(Beginning of RECORDS PROVIDED)

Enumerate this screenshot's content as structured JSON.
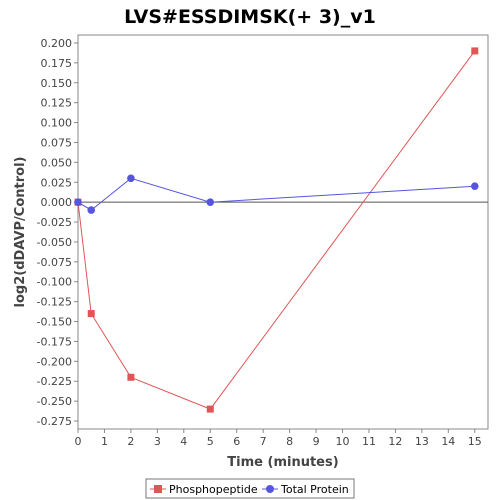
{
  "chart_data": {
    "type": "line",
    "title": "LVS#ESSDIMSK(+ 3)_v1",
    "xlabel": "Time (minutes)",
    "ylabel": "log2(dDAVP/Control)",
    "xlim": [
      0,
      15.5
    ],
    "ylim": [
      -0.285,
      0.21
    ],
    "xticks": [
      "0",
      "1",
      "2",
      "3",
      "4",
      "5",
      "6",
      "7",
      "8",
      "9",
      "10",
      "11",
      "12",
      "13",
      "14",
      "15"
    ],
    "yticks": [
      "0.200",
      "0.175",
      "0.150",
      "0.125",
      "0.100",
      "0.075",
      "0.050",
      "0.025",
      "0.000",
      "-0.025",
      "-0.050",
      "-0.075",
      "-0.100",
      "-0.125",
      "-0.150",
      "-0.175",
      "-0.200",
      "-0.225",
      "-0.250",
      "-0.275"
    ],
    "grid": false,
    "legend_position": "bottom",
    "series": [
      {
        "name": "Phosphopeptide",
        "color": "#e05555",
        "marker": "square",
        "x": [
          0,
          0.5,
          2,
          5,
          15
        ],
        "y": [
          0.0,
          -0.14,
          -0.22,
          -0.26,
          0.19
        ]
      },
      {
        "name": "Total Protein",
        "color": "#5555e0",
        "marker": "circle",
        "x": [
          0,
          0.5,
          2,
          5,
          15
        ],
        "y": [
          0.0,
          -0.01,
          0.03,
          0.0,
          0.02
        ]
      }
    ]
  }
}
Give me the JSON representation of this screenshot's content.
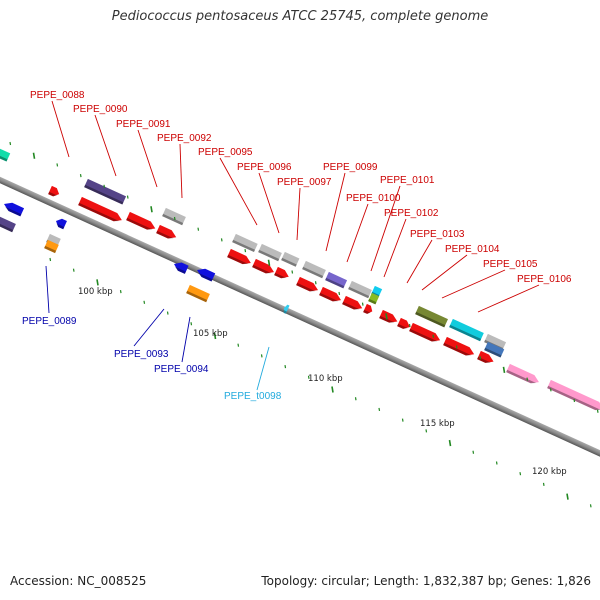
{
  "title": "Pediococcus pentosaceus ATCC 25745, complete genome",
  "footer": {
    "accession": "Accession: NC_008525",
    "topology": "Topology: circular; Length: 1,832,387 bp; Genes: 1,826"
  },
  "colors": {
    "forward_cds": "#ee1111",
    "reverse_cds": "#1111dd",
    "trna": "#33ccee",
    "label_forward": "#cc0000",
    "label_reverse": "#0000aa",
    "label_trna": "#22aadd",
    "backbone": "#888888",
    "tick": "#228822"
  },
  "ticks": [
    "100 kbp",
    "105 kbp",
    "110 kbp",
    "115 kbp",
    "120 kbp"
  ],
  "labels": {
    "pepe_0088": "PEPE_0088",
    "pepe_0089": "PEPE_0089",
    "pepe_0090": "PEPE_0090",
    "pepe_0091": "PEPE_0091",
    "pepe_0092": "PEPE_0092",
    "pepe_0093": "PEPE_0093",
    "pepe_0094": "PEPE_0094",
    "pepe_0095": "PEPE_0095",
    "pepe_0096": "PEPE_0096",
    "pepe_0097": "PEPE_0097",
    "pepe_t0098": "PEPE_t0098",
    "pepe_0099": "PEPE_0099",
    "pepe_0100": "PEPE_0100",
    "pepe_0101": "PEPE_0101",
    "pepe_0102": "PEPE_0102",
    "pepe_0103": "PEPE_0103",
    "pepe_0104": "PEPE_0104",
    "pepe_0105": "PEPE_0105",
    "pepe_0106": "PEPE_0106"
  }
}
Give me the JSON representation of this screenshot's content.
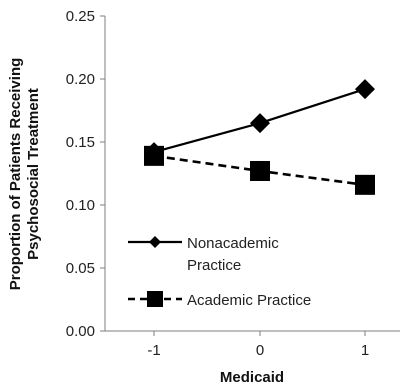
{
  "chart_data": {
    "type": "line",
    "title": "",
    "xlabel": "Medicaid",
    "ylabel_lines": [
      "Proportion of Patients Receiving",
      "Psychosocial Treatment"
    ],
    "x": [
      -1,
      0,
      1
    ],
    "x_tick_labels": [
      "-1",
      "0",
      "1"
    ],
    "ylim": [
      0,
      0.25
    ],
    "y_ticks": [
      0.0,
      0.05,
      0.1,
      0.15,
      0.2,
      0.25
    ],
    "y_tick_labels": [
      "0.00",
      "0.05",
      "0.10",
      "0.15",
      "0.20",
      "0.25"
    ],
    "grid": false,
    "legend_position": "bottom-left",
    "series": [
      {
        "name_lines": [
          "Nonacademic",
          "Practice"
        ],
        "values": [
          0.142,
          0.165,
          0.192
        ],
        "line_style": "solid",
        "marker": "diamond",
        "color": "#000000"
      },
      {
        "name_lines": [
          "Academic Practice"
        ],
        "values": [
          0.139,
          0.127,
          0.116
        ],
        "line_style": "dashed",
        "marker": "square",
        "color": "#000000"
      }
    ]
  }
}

(End of RECORDS PROVIDED)

PROBLEM TO SOLVE:
Could you output all of the records exactly, without their pictures?

RESPONSE:
Enumerate this screenshot's content as structured JSON.
{
  "chart_data": {
    "type": "line",
    "title": "LVS#ESSDIMSK(+ 3)_v1",
    "xlabel": "Time (minutes)",
    "ylabel": "log2(dDAVP/Control)",
    "xlim": [
      0,
      15.5
    ],
    "ylim": [
      -0.285,
      0.21
    ],
    "xticks": [
      "0",
      "1",
      "2",
      "3",
      "4",
      "5",
      "6",
      "7",
      "8",
      "9",
      "10",
      "11",
      "12",
      "13",
      "14",
      "15"
    ],
    "yticks": [
      "0.200",
      "0.175",
      "0.150",
      "0.125",
      "0.100",
      "0.075",
      "0.050",
      "0.025",
      "0.000",
      "-0.025",
      "-0.050",
      "-0.075",
      "-0.100",
      "-0.125",
      "-0.150",
      "-0.175",
      "-0.200",
      "-0.225",
      "-0.250",
      "-0.275"
    ],
    "grid": false,
    "legend_position": "bottom",
    "series": [
      {
        "name": "Phosphopeptide",
        "color": "#e05555",
        "marker": "square",
        "x": [
          0,
          0.5,
          2,
          5,
          15
        ],
        "y": [
          0.0,
          -0.14,
          -0.22,
          -0.26,
          0.19
        ]
      },
      {
        "name": "Total Protein",
        "color": "#5555e0",
        "marker": "circle",
        "x": [
          0,
          0.5,
          2,
          5,
          15
        ],
        "y": [
          0.0,
          -0.01,
          0.03,
          0.0,
          0.02
        ]
      }
    ]
  }
}
Give me the JSON representation of this screenshot's content.
{
  "title": "Pediococcus pentosaceus ATCC 25745, complete genome",
  "footer": {
    "accession": "Accession: NC_008525",
    "topology": "Topology: circular; Length: 1,832,387 bp; Genes: 1,826"
  },
  "colors": {
    "forward_cds": "#ee1111",
    "reverse_cds": "#1111dd",
    "trna": "#33ccee",
    "label_forward": "#cc0000",
    "label_reverse": "#0000aa",
    "label_trna": "#22aadd",
    "backbone": "#888888",
    "tick": "#228822"
  },
  "ticks": [
    "100 kbp",
    "105 kbp",
    "110 kbp",
    "115 kbp",
    "120 kbp"
  ],
  "labels": {
    "pepe_0088": "PEPE_0088",
    "pepe_0089": "PEPE_0089",
    "pepe_0090": "PEPE_0090",
    "pepe_0091": "PEPE_0091",
    "pepe_0092": "PEPE_0092",
    "pepe_0093": "PEPE_0093",
    "pepe_0094": "PEPE_0094",
    "pepe_0095": "PEPE_0095",
    "pepe_0096": "PEPE_0096",
    "pepe_0097": "PEPE_0097",
    "pepe_t0098": "PEPE_t0098",
    "pepe_0099": "PEPE_0099",
    "pepe_0100": "PEPE_0100",
    "pepe_0101": "PEPE_0101",
    "pepe_0102": "PEPE_0102",
    "pepe_0103": "PEPE_0103",
    "pepe_0104": "PEPE_0104",
    "pepe_0105": "PEPE_0105",
    "pepe_0106": "PEPE_0106"
  }
}
Give me the JSON representation of this screenshot's content.
{
  "chart_data": {
    "type": "line",
    "title": "",
    "xlabel": "Medicaid",
    "ylabel_lines": [
      "Proportion of Patients Receiving",
      "Psychosocial Treatment"
    ],
    "x": [
      -1,
      0,
      1
    ],
    "x_tick_labels": [
      "-1",
      "0",
      "1"
    ],
    "ylim": [
      0,
      0.25
    ],
    "y_ticks": [
      0.0,
      0.05,
      0.1,
      0.15,
      0.2,
      0.25
    ],
    "y_tick_labels": [
      "0.00",
      "0.05",
      "0.10",
      "0.15",
      "0.20",
      "0.25"
    ],
    "grid": false,
    "legend_position": "bottom-left",
    "series": [
      {
        "name_lines": [
          "Nonacademic",
          "Practice"
        ],
        "values": [
          0.142,
          0.165,
          0.192
        ],
        "line_style": "solid",
        "marker": "diamond",
        "color": "#000000"
      },
      {
        "name_lines": [
          "Academic Practice"
        ],
        "values": [
          0.139,
          0.127,
          0.116
        ],
        "line_style": "dashed",
        "marker": "square",
        "color": "#000000"
      }
    ]
  }
}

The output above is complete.